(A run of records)
--- BEGIN ---

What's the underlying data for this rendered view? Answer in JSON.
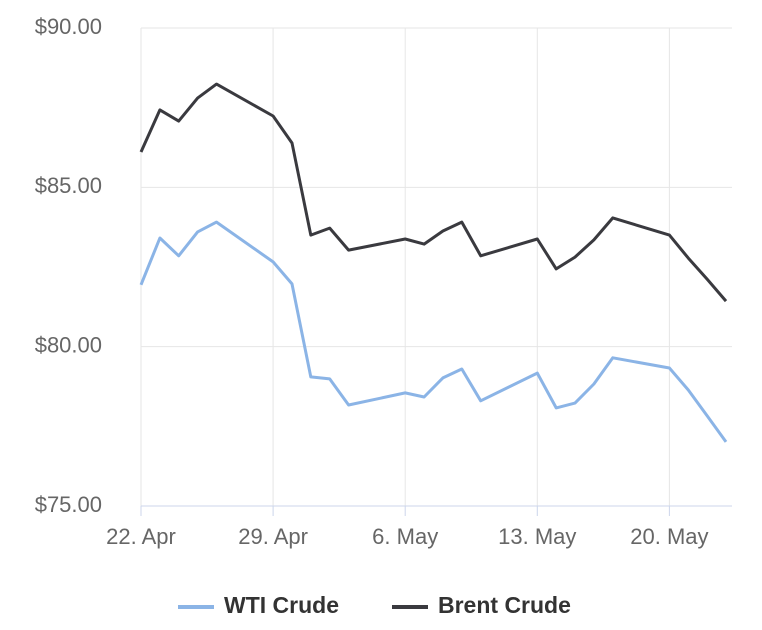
{
  "chart_data": {
    "type": "line",
    "x": [
      "22. Apr",
      "23. Apr",
      "24. Apr",
      "25. Apr",
      "26. Apr",
      "29. Apr",
      "30. Apr",
      "1. May",
      "2. May",
      "3. May",
      "6. May",
      "7. May",
      "8. May",
      "9. May",
      "10. May",
      "13. May",
      "14. May",
      "15. May",
      "16. May",
      "17. May",
      "20. May",
      "21. May",
      "22. May",
      "23. May"
    ],
    "series": [
      {
        "name": "WTI Crude",
        "color": "#8bb4e6",
        "values": [
          81.94,
          83.41,
          82.85,
          83.6,
          83.91,
          82.66,
          81.97,
          79.05,
          78.99,
          78.17,
          78.55,
          78.42,
          79.02,
          79.3,
          78.3,
          79.17,
          78.08,
          78.23,
          78.83,
          79.65,
          79.33,
          78.64,
          77.83,
          77.01
        ]
      },
      {
        "name": "Brent Crude",
        "color": "#3a3a3f",
        "values": [
          86.11,
          87.43,
          87.08,
          87.8,
          88.24,
          87.24,
          86.39,
          83.5,
          83.72,
          83.03,
          83.38,
          83.22,
          83.63,
          83.91,
          82.85,
          83.38,
          82.44,
          82.81,
          83.35,
          84.04,
          83.5,
          82.78,
          82.12,
          81.43
        ]
      }
    ],
    "xlim": [
      "22. Apr",
      "23. May"
    ],
    "xticks": [
      "22. Apr",
      "29. Apr",
      "6. May",
      "13. May",
      "20. May"
    ],
    "ylim": [
      75,
      90
    ],
    "yticks": [
      {
        "value": 75,
        "label": "$75.00"
      },
      {
        "value": 80,
        "label": "$80.00"
      },
      {
        "value": 85,
        "label": "$85.00"
      },
      {
        "value": 90,
        "label": "$90.00"
      }
    ],
    "grid": true,
    "legend": "bottom"
  }
}
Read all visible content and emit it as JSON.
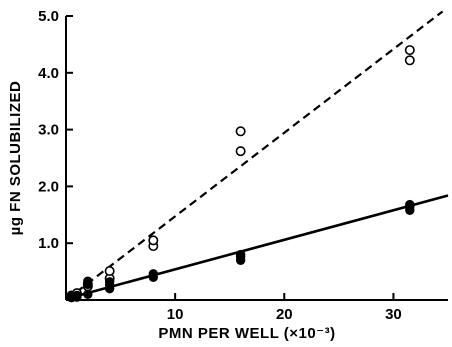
{
  "chart_data": {
    "type": "scatter",
    "xlabel": "PMN PER WELL (×10⁻³)",
    "ylabel": "µg FN SOLUBILIZED",
    "xlim": [
      0,
      35
    ],
    "ylim": [
      0,
      5
    ],
    "x_ticks": [
      {
        "value": 10,
        "label": "10"
      },
      {
        "value": 20,
        "label": "20"
      },
      {
        "value": 30,
        "label": "30"
      }
    ],
    "y_ticks": [
      {
        "value": 1,
        "label": "1.0"
      },
      {
        "value": 2,
        "label": "2.0"
      },
      {
        "value": 3,
        "label": "3.0"
      },
      {
        "value": 4,
        "label": "4.0"
      },
      {
        "value": 5,
        "label": "5.0"
      }
    ],
    "series": [
      {
        "marker": "open-circle",
        "line_style": "dashed",
        "fit_line": [
          [
            0,
            0
          ],
          [
            34.5,
            5.08
          ]
        ],
        "points": [
          [
            0.5,
            0.06
          ],
          [
            0.5,
            0.08
          ],
          [
            1.0,
            0.09
          ],
          [
            1.0,
            0.12
          ],
          [
            2.0,
            0.24
          ],
          [
            2.0,
            0.28
          ],
          [
            4.0,
            0.38
          ],
          [
            4.0,
            0.51
          ],
          [
            8.0,
            0.95
          ],
          [
            8.0,
            1.05
          ],
          [
            16.0,
            2.62
          ],
          [
            16.0,
            2.97
          ],
          [
            31.5,
            4.22
          ],
          [
            31.5,
            4.4
          ]
        ]
      },
      {
        "marker": "filled-circle",
        "line_style": "solid",
        "fit_line": [
          [
            0,
            0.02
          ],
          [
            35,
            1.84
          ]
        ],
        "points": [
          [
            0.5,
            0.04
          ],
          [
            0.5,
            0.06
          ],
          [
            1.0,
            0.05
          ],
          [
            1.0,
            0.08
          ],
          [
            2.0,
            0.1
          ],
          [
            2.0,
            0.3
          ],
          [
            2.0,
            0.33
          ],
          [
            4.0,
            0.2
          ],
          [
            4.0,
            0.26
          ],
          [
            4.0,
            0.32
          ],
          [
            8.0,
            0.4
          ],
          [
            8.0,
            0.46
          ],
          [
            16.0,
            0.7
          ],
          [
            16.0,
            0.76
          ],
          [
            16.0,
            0.8
          ],
          [
            31.5,
            1.58
          ],
          [
            31.5,
            1.64
          ],
          [
            31.5,
            1.68
          ]
        ]
      }
    ]
  }
}
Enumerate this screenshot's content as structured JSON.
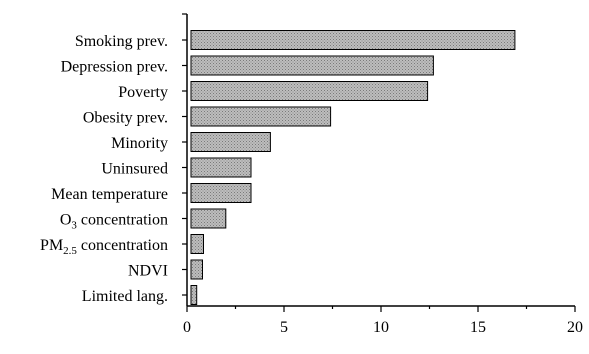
{
  "chart_data": {
    "type": "bar",
    "orientation": "horizontal",
    "categories": [
      "Smoking prev.",
      "Depression prev.",
      "Poverty",
      "Obesity prev.",
      "Minority",
      "Uninsured",
      "Mean temperature",
      "O3 concentration",
      "PM2.5 concentration",
      "NDVI",
      "Limited lang."
    ],
    "category_parts": [
      {
        "main": "Smoking prev."
      },
      {
        "main": "Depression prev."
      },
      {
        "main": "Poverty"
      },
      {
        "main": "Obesity prev."
      },
      {
        "main": "Minority"
      },
      {
        "main": "Uninsured"
      },
      {
        "main": "Mean temperature"
      },
      {
        "main": "O",
        "sub": "3",
        "rest": " concentration"
      },
      {
        "main": "PM",
        "sub": "2.5",
        "rest": " concentration"
      },
      {
        "main": "NDVI"
      },
      {
        "main": "Limited lang."
      }
    ],
    "values": [
      16.9,
      12.7,
      12.4,
      7.4,
      4.3,
      3.3,
      3.3,
      2.0,
      0.85,
      0.8,
      0.5
    ],
    "xlim": [
      0,
      20
    ],
    "xticks": [
      0,
      5,
      10,
      15,
      20
    ],
    "grid": false,
    "bar_color": "#b3b3b3",
    "title": "",
    "xlabel": "",
    "ylabel": ""
  }
}
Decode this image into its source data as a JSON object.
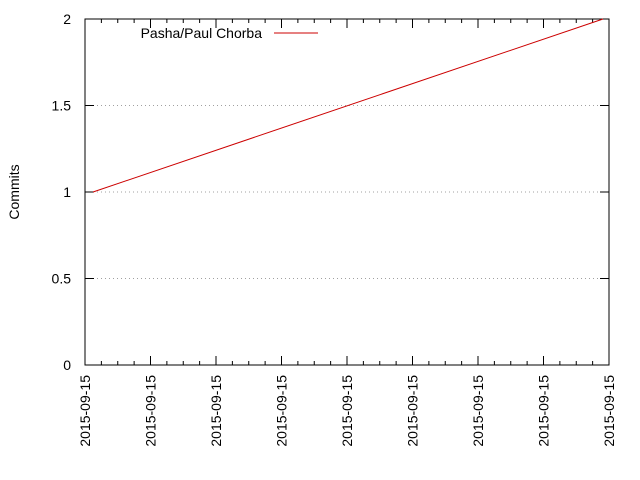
{
  "chart_data": {
    "type": "line",
    "title": "",
    "xlabel": "",
    "ylabel": "Commits",
    "ylim": [
      0,
      2
    ],
    "yticks": [
      {
        "value": 0,
        "label": "0"
      },
      {
        "value": 0.5,
        "label": "0.5"
      },
      {
        "value": 1,
        "label": "1"
      },
      {
        "value": 1.5,
        "label": "1.5"
      },
      {
        "value": 2,
        "label": "2"
      }
    ],
    "xtick_labels": [
      "2015-09-15",
      "2015-09-15",
      "2015-09-15",
      "2015-09-15",
      "2015-09-15",
      "2015-09-15",
      "2015-09-15",
      "2015-09-15",
      "2015-09-15"
    ],
    "grid": "horizontal dotted",
    "legend_position": "top-left",
    "series": [
      {
        "name": "Pasha/Paul Chorba",
        "color": "#cc0000",
        "points": [
          {
            "x": "2015-09-15",
            "y": 1
          },
          {
            "x": "2015-09-15",
            "y": 2
          }
        ]
      }
    ]
  }
}
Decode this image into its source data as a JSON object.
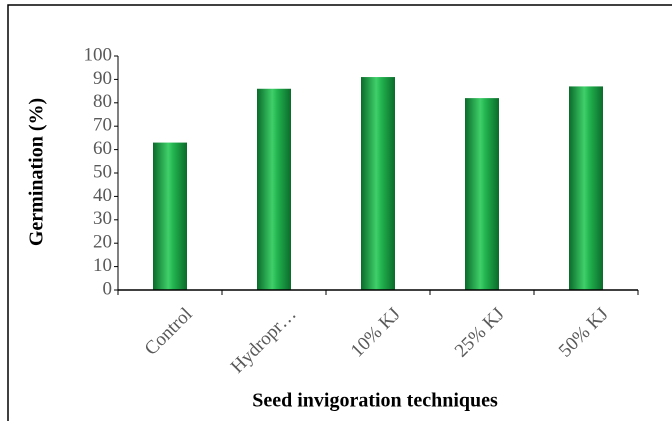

--- END ---

REQUIRED TASK
Copy the records above exactly. The pictures are not part of the copy.

RESPONSE TO THIS EXERCISE
What's the underlying data for this rendered view? Answer in JSON.
{
  "chart_data": {
    "type": "line",
    "x": [
      "22. Apr",
      "23. Apr",
      "24. Apr",
      "25. Apr",
      "26. Apr",
      "29. Apr",
      "30. Apr",
      "1. May",
      "2. May",
      "3. May",
      "6. May",
      "7. May",
      "8. May",
      "9. May",
      "10. May",
      "13. May",
      "14. May",
      "15. May",
      "16. May",
      "17. May",
      "20. May",
      "21. May",
      "22. May",
      "23. May"
    ],
    "series": [
      {
        "name": "WTI Crude",
        "color": "#8bb4e6",
        "values": [
          81.94,
          83.41,
          82.85,
          83.6,
          83.91,
          82.66,
          81.97,
          79.05,
          78.99,
          78.17,
          78.55,
          78.42,
          79.02,
          79.3,
          78.3,
          79.17,
          78.08,
          78.23,
          78.83,
          79.65,
          79.33,
          78.64,
          77.83,
          77.01
        ]
      },
      {
        "name": "Brent Crude",
        "color": "#3a3a3f",
        "values": [
          86.11,
          87.43,
          87.08,
          87.8,
          88.24,
          87.24,
          86.39,
          83.5,
          83.72,
          83.03,
          83.38,
          83.22,
          83.63,
          83.91,
          82.85,
          83.38,
          82.44,
          82.81,
          83.35,
          84.04,
          83.5,
          82.78,
          82.12,
          81.43
        ]
      }
    ],
    "xlim": [
      "22. Apr",
      "23. May"
    ],
    "xticks": [
      "22. Apr",
      "29. Apr",
      "6. May",
      "13. May",
      "20. May"
    ],
    "ylim": [
      75,
      90
    ],
    "yticks": [
      {
        "value": 75,
        "label": "$75.00"
      },
      {
        "value": 80,
        "label": "$80.00"
      },
      {
        "value": 85,
        "label": "$85.00"
      },
      {
        "value": 90,
        "label": "$90.00"
      }
    ],
    "grid": true,
    "legend": "bottom"
  }
}
Read all visible content and emit it as JSON.
{
  "chart_data": {
    "type": "scatter",
    "xlabel": "PMN PER WELL (×10⁻³)",
    "ylabel": "µg FN SOLUBILIZED",
    "xlim": [
      0,
      35
    ],
    "ylim": [
      0,
      5
    ],
    "x_ticks": [
      {
        "value": 10,
        "label": "10"
      },
      {
        "value": 20,
        "label": "20"
      },
      {
        "value": 30,
        "label": "30"
      }
    ],
    "y_ticks": [
      {
        "value": 1,
        "label": "1.0"
      },
      {
        "value": 2,
        "label": "2.0"
      },
      {
        "value": 3,
        "label": "3.0"
      },
      {
        "value": 4,
        "label": "4.0"
      },
      {
        "value": 5,
        "label": "5.0"
      }
    ],
    "series": [
      {
        "marker": "open-circle",
        "line_style": "dashed",
        "fit_line": [
          [
            0,
            0
          ],
          [
            34.5,
            5.08
          ]
        ],
        "points": [
          [
            0.5,
            0.06
          ],
          [
            0.5,
            0.08
          ],
          [
            1.0,
            0.09
          ],
          [
            1.0,
            0.12
          ],
          [
            2.0,
            0.24
          ],
          [
            2.0,
            0.28
          ],
          [
            4.0,
            0.38
          ],
          [
            4.0,
            0.51
          ],
          [
            8.0,
            0.95
          ],
          [
            8.0,
            1.05
          ],
          [
            16.0,
            2.62
          ],
          [
            16.0,
            2.97
          ],
          [
            31.5,
            4.22
          ],
          [
            31.5,
            4.4
          ]
        ]
      },
      {
        "marker": "filled-circle",
        "line_style": "solid",
        "fit_line": [
          [
            0,
            0.02
          ],
          [
            35,
            1.84
          ]
        ],
        "points": [
          [
            0.5,
            0.04
          ],
          [
            0.5,
            0.06
          ],
          [
            1.0,
            0.05
          ],
          [
            1.0,
            0.08
          ],
          [
            2.0,
            0.1
          ],
          [
            2.0,
            0.3
          ],
          [
            2.0,
            0.33
          ],
          [
            4.0,
            0.2
          ],
          [
            4.0,
            0.26
          ],
          [
            4.0,
            0.32
          ],
          [
            8.0,
            0.4
          ],
          [
            8.0,
            0.46
          ],
          [
            16.0,
            0.7
          ],
          [
            16.0,
            0.76
          ],
          [
            16.0,
            0.8
          ],
          [
            31.5,
            1.58
          ],
          [
            31.5,
            1.64
          ],
          [
            31.5,
            1.68
          ]
        ]
      }
    ]
  }
}
Enumerate this screenshot's content as structured JSON.
{
  "chart_data": {
    "type": "bar",
    "orientation": "horizontal",
    "categories": [
      "Smoking prev.",
      "Depression prev.",
      "Poverty",
      "Obesity prev.",
      "Minority",
      "Uninsured",
      "Mean temperature",
      "O3 concentration",
      "PM2.5 concentration",
      "NDVI",
      "Limited lang."
    ],
    "category_parts": [
      {
        "main": "Smoking prev."
      },
      {
        "main": "Depression prev."
      },
      {
        "main": "Poverty"
      },
      {
        "main": "Obesity prev."
      },
      {
        "main": "Minority"
      },
      {
        "main": "Uninsured"
      },
      {
        "main": "Mean temperature"
      },
      {
        "main": "O",
        "sub": "3",
        "rest": " concentration"
      },
      {
        "main": "PM",
        "sub": "2.5",
        "rest": " concentration"
      },
      {
        "main": "NDVI"
      },
      {
        "main": "Limited lang."
      }
    ],
    "values": [
      16.9,
      12.7,
      12.4,
      7.4,
      4.3,
      3.3,
      3.3,
      2.0,
      0.85,
      0.8,
      0.5
    ],
    "xlim": [
      0,
      20
    ],
    "xticks": [
      0,
      5,
      10,
      15,
      20
    ],
    "grid": false,
    "bar_color": "#b3b3b3",
    "title": "",
    "xlabel": "",
    "ylabel": ""
  }
}
Decode this image into its source data as a JSON object.
{
  "chart_data": {
    "type": "line",
    "title": "",
    "xlabel": "",
    "ylabel": "Commits",
    "ylim": [
      0,
      2
    ],
    "yticks": [
      {
        "value": 0,
        "label": "0"
      },
      {
        "value": 0.5,
        "label": "0.5"
      },
      {
        "value": 1,
        "label": "1"
      },
      {
        "value": 1.5,
        "label": "1.5"
      },
      {
        "value": 2,
        "label": "2"
      }
    ],
    "xtick_labels": [
      "2015-09-15",
      "2015-09-15",
      "2015-09-15",
      "2015-09-15",
      "2015-09-15",
      "2015-09-15",
      "2015-09-15",
      "2015-09-15",
      "2015-09-15"
    ],
    "grid": "horizontal dotted",
    "legend_position": "top-left",
    "series": [
      {
        "name": "Pasha/Paul Chorba",
        "color": "#cc0000",
        "points": [
          {
            "x": "2015-09-15",
            "y": 1
          },
          {
            "x": "2015-09-15",
            "y": 2
          }
        ]
      }
    ]
  }
}
Decode this image into its source data as a JSON object.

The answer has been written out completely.